Figure content listings:
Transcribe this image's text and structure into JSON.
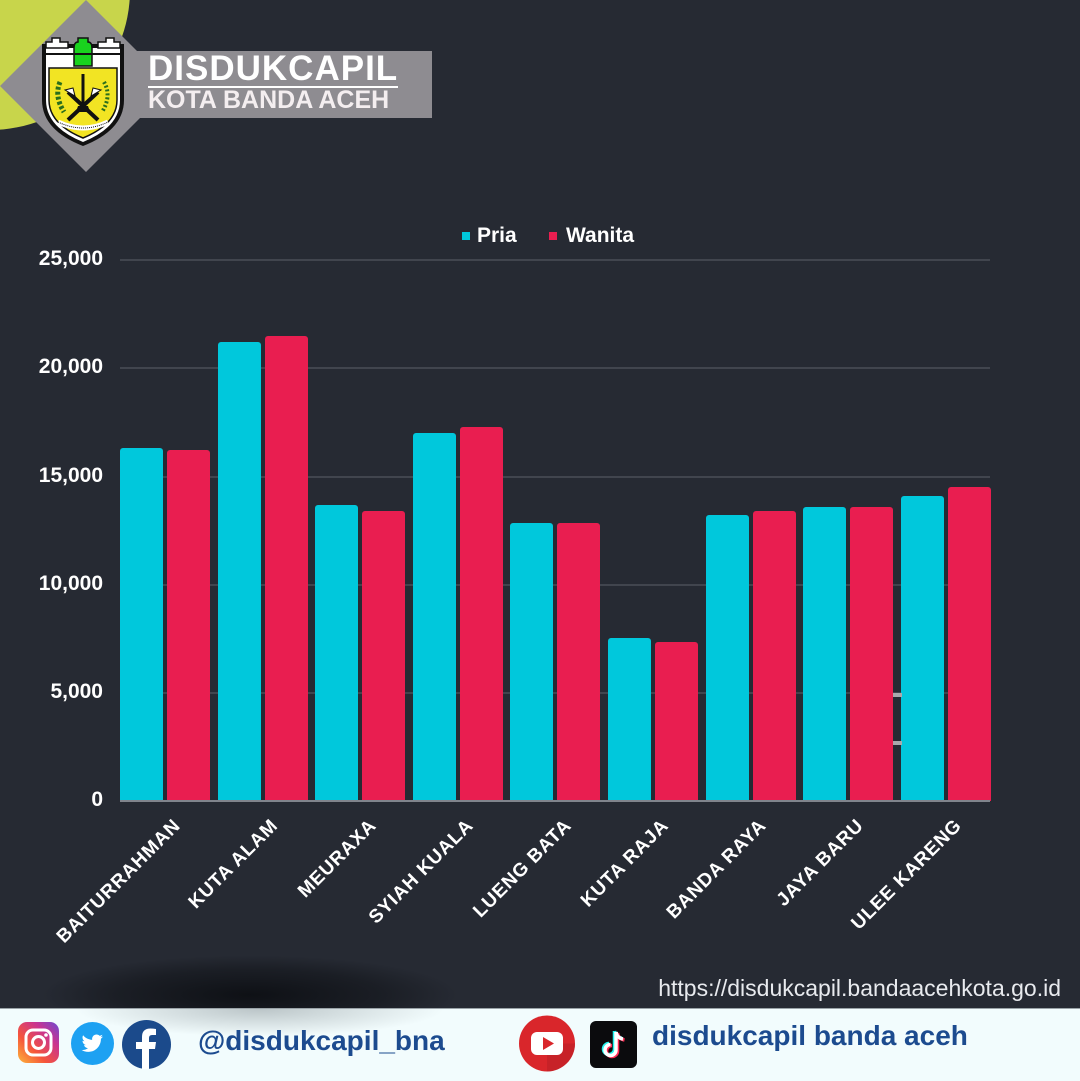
{
  "header": {
    "title": "DISDUKCAPIL",
    "subtitle": "KOTA BANDA ACEH",
    "logo": "kota-banda-aceh-emblem"
  },
  "colors": {
    "background": "#262a33",
    "pria": "#00c8dc",
    "wanita": "#e91e50",
    "banner": "#8e8c91",
    "accent_circle": "#c8d54b",
    "footer_text": "#1c4b8f"
  },
  "chart_data": {
    "type": "bar",
    "title": "",
    "xlabel": "",
    "ylabel": "",
    "ylim": [
      0,
      25000
    ],
    "yticks": [
      "25,000",
      "20,000",
      "15,000",
      "10,000",
      "5,000",
      "0"
    ],
    "ytick_values": [
      25000,
      20000,
      15000,
      10000,
      5000,
      0
    ],
    "grid": true,
    "legend_position": "top-center",
    "categories": [
      "BAITURRAHMAN",
      "KUTA ALAM",
      "MEURAXA",
      "SYIAH KUALA",
      "LUENG BATA",
      "KUTA RAJA",
      "BANDA RAYA",
      "JAYA BARU",
      "ULEE KARENG"
    ],
    "series": [
      {
        "name": "Pria",
        "color": "#00c8dc",
        "values": [
          16270,
          21190,
          13640,
          16960,
          12810,
          7500,
          13180,
          13550,
          14060
        ]
      },
      {
        "name": "Wanita",
        "color": "#e91e50",
        "values": [
          16180,
          21470,
          13390,
          17240,
          12830,
          7340,
          13380,
          13550,
          14500
        ]
      }
    ]
  },
  "footer": {
    "url": "https://disdukcapil.bandaacehkota.go.id",
    "social_handle": "@disdukcapil_bna",
    "channel_name": "disdukcapil banda aceh",
    "icons_left": [
      "instagram-icon",
      "twitter-icon",
      "facebook-icon"
    ],
    "icons_right": [
      "youtube-icon",
      "tiktok-icon"
    ]
  }
}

GIVEN EXERCISE — Using the material above, retype each entry exactly and omit the pictures.

TASK RESPONSE —
Transcribe this image's text and structure into JSON.
{
  "header": {
    "title": "DISDUKCAPIL",
    "subtitle": "KOTA BANDA ACEH",
    "logo": "kota-banda-aceh-emblem"
  },
  "colors": {
    "background": "#262a33",
    "pria": "#00c8dc",
    "wanita": "#e91e50",
    "banner": "#8e8c91",
    "accent_circle": "#c8d54b",
    "footer_text": "#1c4b8f"
  },
  "chart_data": {
    "type": "bar",
    "title": "",
    "xlabel": "",
    "ylabel": "",
    "ylim": [
      0,
      25000
    ],
    "yticks": [
      "25,000",
      "20,000",
      "15,000",
      "10,000",
      "5,000",
      "0"
    ],
    "ytick_values": [
      25000,
      20000,
      15000,
      10000,
      5000,
      0
    ],
    "grid": true,
    "legend_position": "top-center",
    "categories": [
      "BAITURRAHMAN",
      "KUTA ALAM",
      "MEURAXA",
      "SYIAH KUALA",
      "LUENG BATA",
      "KUTA RAJA",
      "BANDA RAYA",
      "JAYA BARU",
      "ULEE KARENG"
    ],
    "series": [
      {
        "name": "Pria",
        "color": "#00c8dc",
        "values": [
          16270,
          21190,
          13640,
          16960,
          12810,
          7500,
          13180,
          13550,
          14060
        ]
      },
      {
        "name": "Wanita",
        "color": "#e91e50",
        "values": [
          16180,
          21470,
          13390,
          17240,
          12830,
          7340,
          13380,
          13550,
          14500
        ]
      }
    ]
  },
  "footer": {
    "url": "https://disdukcapil.bandaacehkota.go.id",
    "social_handle": "@disdukcapil_bna",
    "channel_name": "disdukcapil banda aceh",
    "icons_left": [
      "instagram-icon",
      "twitter-icon",
      "facebook-icon"
    ],
    "icons_right": [
      "youtube-icon",
      "tiktok-icon"
    ]
  }
}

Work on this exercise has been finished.